>> Start Selected extract
Skip to content
New issue

Have a question about this project? Sign up for a free GitHub account to open an issue and contact its maintainers and the community.

By clicking “Sign up for GitHub”, you agree to our terms of service and privacy statement. We’ll occasionally send you account related emails.

Already on GitHub? Sign in to your account

Schema evolution: Default values for newly added columns #161

Merged
merged 1 commit into from Aug 15, 2016

Conversation

kishoreg
Copy link
Member

@kishoreg kishoreg commented Jul 1, 2016

One of the most common request from users "when we add new columns, can the old segments have default values for these columns". Currently Pinot forces users to re-bootstrap old data when new columns are added. Most users are ok with using default values in old segments for newly added columns.

For example, lets say user added a new column c_new to table that currently has d1, m1 columns.
Lets say we have two segments. S1_OLD (contains d1,m1) and S2_NEW (contains d1,m1, c_new)

Lets go over the queries and its current behavior in Pinot
If the query does not mention new column, results will be correct and as expected.

If the query specifies the new column, then we will not consider old data(w/o new column) while processing this query. In this case it depends on other filters in the query if the result is right or wrong.

For example, lets look at the current behavior in Pinot when a new column c_new is added at time T1

select sum(m1) from Table //this will work in all cases
select sum(m1) from Table where c_new=x //this will be incorrect as pinot considers only new data
select sum(m1) from Table where c_new=x and time > T1 //this will be correct since all data after T1 will have c_new
select sum(c_new) from table //this works and returns correct result
select sum(c1) from table //this also works as expected
but
select sum(c_new), sum(m1)  from table //THIS WONT WORK AS EXPECTED

@jfim
Copy link
Member

jfim commented Jun 8, 2016

select * from Table is also broken, it will give a set of columns that is not deterministic.

@kishoreg
Copy link
Member Author

kishoreg commented Jun 9, 2016

Solution 1:

High level idea: Pinot already mandates registering a schema for a realtime table. We can easily extend this to offline table as well and make it mandatory if clients need support for default value. On loading a segment we can simply look at the columns in the schema and segment. If we find columns missing, we can create a sorted forward index column. We will have only one value in this column which will be derived using the default value in the schema. Once we generate this, rest of the query execution code should work as usual.

Things to consider

  • Should we update the segment metadata when we add new columns. Till now we have always avoided modifying the segment.
  • What happens to already loaded segments, should we force restart of server or make use of segmentrefresh command to force reload of segment
  • What happens if the default value changes. With new segment format version, we don't support remove yet.
  • Some of the existing usecases might rely on existing behavior where we skip segments that dont contain columns in query. We need to make sure the performance is not degraded for such use cases.

Thoughts?

@jfim
Copy link
Member

jfim commented Jun 9, 2016

The biggest issue is if the default value changes, if we wrote a new column to disk, then we can't really fix it with a new default value.
>> End Selected extract
Exercise description: Write the next part of the thread above about default values for newly added Pinot columns, picking up after its final comment.
>> Start Supplied material
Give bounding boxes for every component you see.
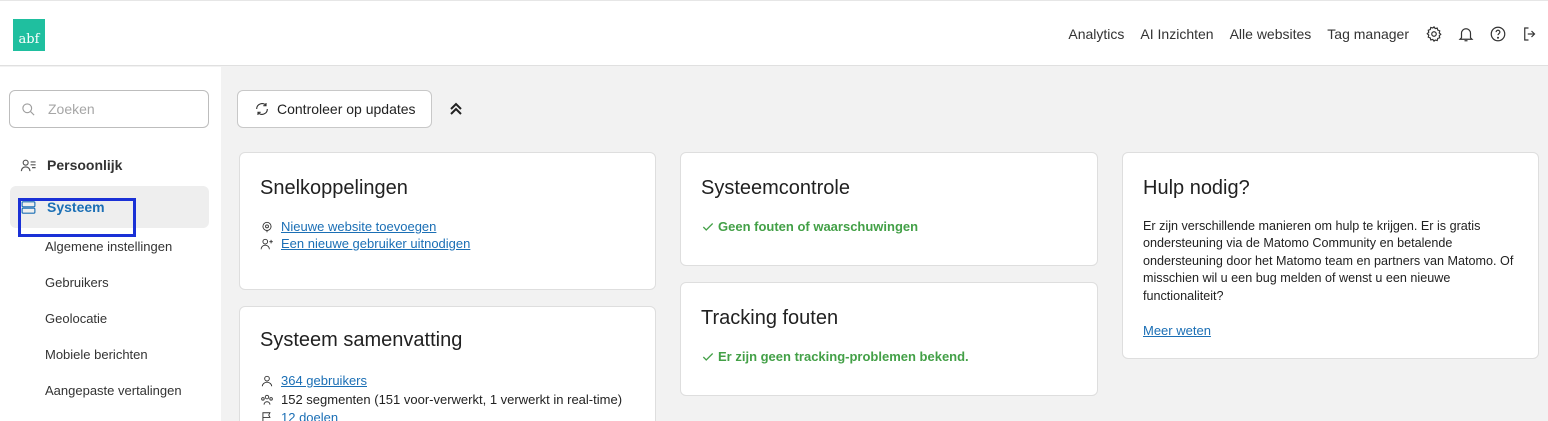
shortcut-invite-user: Een nieuwe gebruiker uitnodigen: [260, 236, 470, 251]
user-list-icon: [20, 159, 36, 171]
search-box[interactable]: [9, 90, 209, 128]
nav-tag-manager[interactable]: Tag manager: [1327, 26, 1409, 42]
add-website-link[interactable]: Nieuwe website toevoegen: [281, 219, 436, 234]
card-title: Systeemcontrole: [701, 177, 850, 199]
card-hulp-nodig: Hulp nodig? Er zijn verschillende manier…: [1122, 152, 1539, 359]
user-icon: [261, 375, 273, 386]
summary-users: 364 gebruikers: [260, 373, 367, 388]
card-snelkoppelingen: Snelkoppelingen Nieuwe website toevoegen…: [239, 152, 656, 290]
logout-icon[interactable]: [1521, 25, 1539, 43]
refresh-icon: [256, 103, 268, 115]
help-text: Er zijn verschillende manieren om hulp t…: [1143, 219, 1514, 303]
submenu-algemene-instellingen[interactable]: Algemene instellingen: [45, 239, 172, 254]
top-bar: abf Analytics AI Inzichten Alle websites…: [0, 0, 1548, 66]
check-updates-button[interactable]: Controleer op updates: [237, 90, 432, 128]
logo[interactable]: abf: [13, 19, 45, 51]
help-icon[interactable]: [1489, 25, 1507, 43]
check-updates-label: Controleer op updates: [277, 101, 416, 117]
card-title: Systeem samenvatting: [260, 329, 463, 351]
goals-link[interactable]: 12 doelen: [281, 410, 338, 421]
card-title: Tracking fouten: [701, 307, 839, 329]
check-icon: [702, 352, 714, 361]
users-group-icon: [261, 394, 273, 405]
globe-pin-icon: [262, 221, 272, 232]
logo-text: abf: [18, 32, 40, 47]
sidebar: Persoonlijk Systeem Algemene instellinge…: [0, 67, 221, 421]
gear-icon[interactable]: [1425, 25, 1443, 43]
segments-text: 152 segmenten (151 voor-verwerkt, 1 verw…: [281, 392, 623, 407]
submenu-gebruikers[interactable]: Gebruikers: [45, 275, 109, 290]
sidebar-item-persoonlijk[interactable]: Persoonlijk: [10, 144, 209, 186]
nav-ai-inzichten[interactable]: AI Inzichten: [1140, 26, 1213, 42]
card-title: Snelkoppelingen: [260, 177, 408, 199]
search-input[interactable]: [48, 101, 188, 117]
users-link[interactable]: 364 gebruikers: [281, 373, 367, 388]
user-plus-icon: [260, 238, 273, 249]
nav-alle-websites[interactable]: Alle websites: [1230, 26, 1312, 42]
card-systeemcontrole: Systeemcontrole Geen fouten of waarschuw…: [680, 152, 1098, 266]
collapse-icon[interactable]: [448, 101, 464, 117]
tracking-status-text: Er zijn geen tracking-problemen bekend.: [718, 349, 969, 364]
submenu-geolocatie[interactable]: Geolocatie: [45, 311, 107, 326]
nav-analytics[interactable]: Analytics: [1068, 26, 1124, 42]
systemcheck-status: Geen fouten of waarschuwingen: [701, 219, 918, 234]
highlight-box: [18, 198, 136, 237]
card-title: Hulp nodig?: [1143, 177, 1250, 199]
search-icon: [22, 102, 35, 116]
invite-user-link[interactable]: Een nieuwe gebruiker uitnodigen: [281, 236, 470, 251]
summary-goals: 12 doelen: [260, 410, 338, 421]
submenu-mobiele-berichten[interactable]: Mobiele berichten: [45, 347, 148, 362]
card-tracking-fouten: Tracking fouten Er zijn geen tracking-pr…: [680, 282, 1098, 396]
bell-icon[interactable]: [1457, 25, 1475, 43]
shortcut-add-website: Nieuwe website toevoegen: [260, 219, 436, 234]
systemcheck-status-text: Geen fouten of waarschuwingen: [718, 219, 919, 234]
flag-icon: [262, 411, 271, 421]
summary-segments: 152 segmenten (151 voor-verwerkt, 1 verw…: [260, 392, 622, 407]
tracking-status: Er zijn geen tracking-problemen bekend.: [701, 349, 969, 364]
check-icon: [702, 222, 714, 231]
top-nav: Analytics AI Inzichten Alle websites Tag…: [1068, 1, 1548, 67]
submenu-aangepaste-vertalingen[interactable]: Aangepaste vertalingen: [45, 383, 182, 398]
card-systeem-samenvatting: Systeem samenvatting 364 gebruikers 152 …: [239, 306, 656, 421]
learn-more-link[interactable]: Meer weten: [1143, 323, 1211, 338]
sidebar-item-label: Persoonlijk: [47, 157, 123, 173]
>> End Supplied material
Task result:
What we could do instead is have the column load generate a new column on the fly if it doesn't exist based on the schema values, with nothing written to disk. Since the column has only one value, it's pretty trivial to generate and shouldn't have any significant impact on performance. We'd also need to intercept calls to metadata/dictionaries for columns that don't exist and synthesize metadata/dictionaries for them.

Of course, when we support nulls properly, the synthetic column should just contain nulls.

@raviarin
Copy link
Contributor

raviarin commented Jun 9, 2016

If we need to change default value (which would be very rare), then with approach 1, we can compare the default values and regenerate new column with new default and delete the previously generated default column. That way there is no additional in-memory complexity.

@antumbde
Copy link
Contributor

" We will have only one value in this column..."
What is your thinking on multi-value columns ? I guess, you mean single
array as one value for multi-valued columns

  1. We should persist these columns for server scalability as we can easily
    mmap those indexes. Otherwise, on shared multi-tenant clusters with, say,
    2k segments and 3 additional columns, we need 6k indexes all required in
    memory. That can quickly offset some of the gains of new file format.
  2. We should avoid server restarts for segment level changes. We already
    require for inverted indexes but this can again be an issue in the shared
    cluster. Instead, we can have servers 'force refresh' a segment using the
    http admin endpoint (guaranteed action is an issue with http call)
  3. Remove is possible but very costly with the new segment format. We can
    support, if really needed. If default value changes are rare, we can model
    that as addition of yet-another-new-column. Older one sticks around as
    default. Downside is that applications need to change for the changed
    column name. One option is to logically delete it by marking the range
    invalid. No major performance impact but there is some storage and memory
    scale impact.
  4. Regarding users relying on pinot skipping segments - what will select
    count(*) from myTable where new_column = new_column_default_value return ?
    0 if we skip segments. That won't be correct and confusing for many new
    users. We should avoid this and rely on simple behavior. Existing segments
    are handled as if the column has default value.

@jfim: It should be possible to change persistent default value column.
What am I missing ?

On Thu, Jun 9, 2016 at 4:21 PM, Jean-François Im notifications@github.com
wrote:

The biggest issue is if the default value changes, if we wrote a new
column to disk, then we can't really fix it with a new default value.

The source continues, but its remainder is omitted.